* [TASK DIRECTIONS] Omit the pictures, then reproduce every remaining record exactly.

* [GIVEN DATA]
[START]

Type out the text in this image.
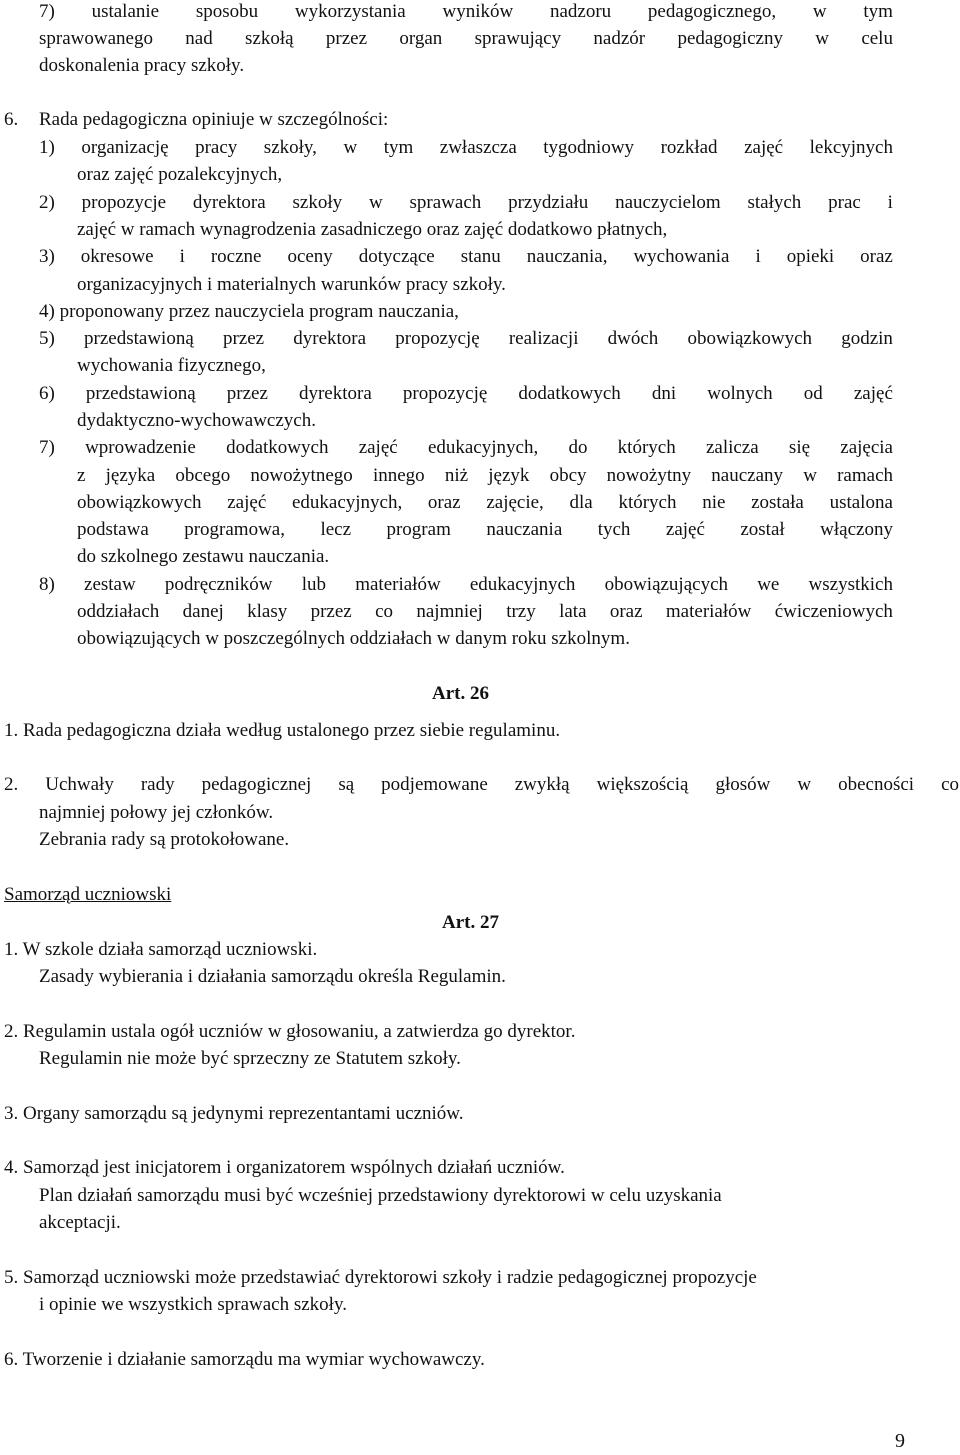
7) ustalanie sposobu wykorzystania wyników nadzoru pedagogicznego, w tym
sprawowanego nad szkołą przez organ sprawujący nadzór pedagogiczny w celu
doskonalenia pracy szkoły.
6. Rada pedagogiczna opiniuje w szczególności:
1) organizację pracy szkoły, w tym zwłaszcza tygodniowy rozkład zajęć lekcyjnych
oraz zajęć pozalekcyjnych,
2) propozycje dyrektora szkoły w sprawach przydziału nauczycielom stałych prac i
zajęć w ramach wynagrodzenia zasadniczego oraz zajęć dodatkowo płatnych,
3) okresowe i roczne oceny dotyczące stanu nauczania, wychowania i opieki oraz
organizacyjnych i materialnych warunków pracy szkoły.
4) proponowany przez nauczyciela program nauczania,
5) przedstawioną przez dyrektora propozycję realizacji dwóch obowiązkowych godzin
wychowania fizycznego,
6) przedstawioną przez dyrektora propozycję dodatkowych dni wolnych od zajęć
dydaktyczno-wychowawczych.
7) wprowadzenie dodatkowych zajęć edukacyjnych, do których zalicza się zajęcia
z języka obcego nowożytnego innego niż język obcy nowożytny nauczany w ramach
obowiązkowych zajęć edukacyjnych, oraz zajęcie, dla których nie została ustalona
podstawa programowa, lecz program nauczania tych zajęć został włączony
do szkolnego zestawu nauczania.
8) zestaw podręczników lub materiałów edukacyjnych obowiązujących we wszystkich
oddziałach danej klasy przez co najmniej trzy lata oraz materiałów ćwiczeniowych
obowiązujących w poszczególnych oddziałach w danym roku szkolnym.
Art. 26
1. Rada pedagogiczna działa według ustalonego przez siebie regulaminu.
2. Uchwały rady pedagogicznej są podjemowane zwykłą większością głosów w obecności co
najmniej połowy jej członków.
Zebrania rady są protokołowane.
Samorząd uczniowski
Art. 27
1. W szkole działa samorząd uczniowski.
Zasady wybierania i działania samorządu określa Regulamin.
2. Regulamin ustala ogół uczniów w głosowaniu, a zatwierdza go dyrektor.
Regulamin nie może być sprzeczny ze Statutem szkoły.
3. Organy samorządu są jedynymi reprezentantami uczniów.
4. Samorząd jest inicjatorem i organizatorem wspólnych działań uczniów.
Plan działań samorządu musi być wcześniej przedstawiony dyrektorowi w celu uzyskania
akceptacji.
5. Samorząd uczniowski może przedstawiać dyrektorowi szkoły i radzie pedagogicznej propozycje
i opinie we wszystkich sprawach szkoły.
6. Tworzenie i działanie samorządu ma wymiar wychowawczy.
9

[END]

* [ANSWER TO THE PROBLEM]
Type out the text in this image.
7) ustalanie sposobu wykorzystania wyników nadzoru pedagogicznego, w tym
sprawowanego nad szkołą przez organ sprawujący nadzór pedagogiczny w celu
doskonalenia pracy szkoły.
6. Rada pedagogiczna opiniuje w szczególności:
1) organizację pracy szkoły, w tym zwłaszcza tygodniowy rozkład zajęć lekcyjnych
oraz zajęć pozalekcyjnych,
2) propozycje dyrektora szkoły w sprawach przydziału nauczycielom stałych prac i
zajęć w ramach wynagrodzenia zasadniczego oraz zajęć dodatkowo płatnych,
3) okresowe i roczne oceny dotyczące stanu nauczania, wychowania i opieki oraz
organizacyjnych i materialnych warunków pracy szkoły.
4) proponowany przez nauczyciela program nauczania,
5) przedstawioną przez dyrektora propozycję realizacji dwóch obowiązkowych godzin
wychowania fizycznego,
6) przedstawioną przez dyrektora propozycję dodatkowych dni wolnych od zajęć
dydaktyczno-wychowawczych.
7) wprowadzenie dodatkowych zajęć edukacyjnych, do których zalicza się zajęcia
z języka obcego nowożytnego innego niż język obcy nowożytny nauczany w ramach
obowiązkowych zajęć edukacyjnych, oraz zajęcie, dla których nie została ustalona
podstawa programowa, lecz program nauczania tych zajęć został włączony
do szkolnego zestawu nauczania.
8) zestaw podręczników lub materiałów edukacyjnych obowiązujących we wszystkich
oddziałach danej klasy przez co najmniej trzy lata oraz materiałów ćwiczeniowych
obowiązujących w poszczególnych oddziałach w danym roku szkolnym.
Art. 26
1. Rada pedagogiczna działa według ustalonego przez siebie regulaminu.
2. Uchwały rady pedagogicznej są podjemowane zwykłą większością głosów w obecności co
najmniej połowy jej członków.
Zebrania rady są protokołowane.
Samorząd uczniowski
Art. 27
1. W szkole działa samorząd uczniowski.
Zasady wybierania i działania samorządu określa Regulamin.
2. Regulamin ustala ogół uczniów w głosowaniu, a zatwierdza go dyrektor.
Regulamin nie może być sprzeczny ze Statutem szkoły.
3. Organy samorządu są jedynymi reprezentantami uczniów.
4. Samorząd jest inicjatorem i organizatorem wspólnych działań uczniów.
Plan działań samorządu musi być wcześniej przedstawiony dyrektorowi w celu uzyskania
akceptacji.
5. Samorząd uczniowski może przedstawiać dyrektorowi szkoły i radzie pedagogicznej propozycje
i opinie we wszystkich sprawach szkoły.
6. Tworzenie i działanie samorządu ma wymiar wychowawczy.
9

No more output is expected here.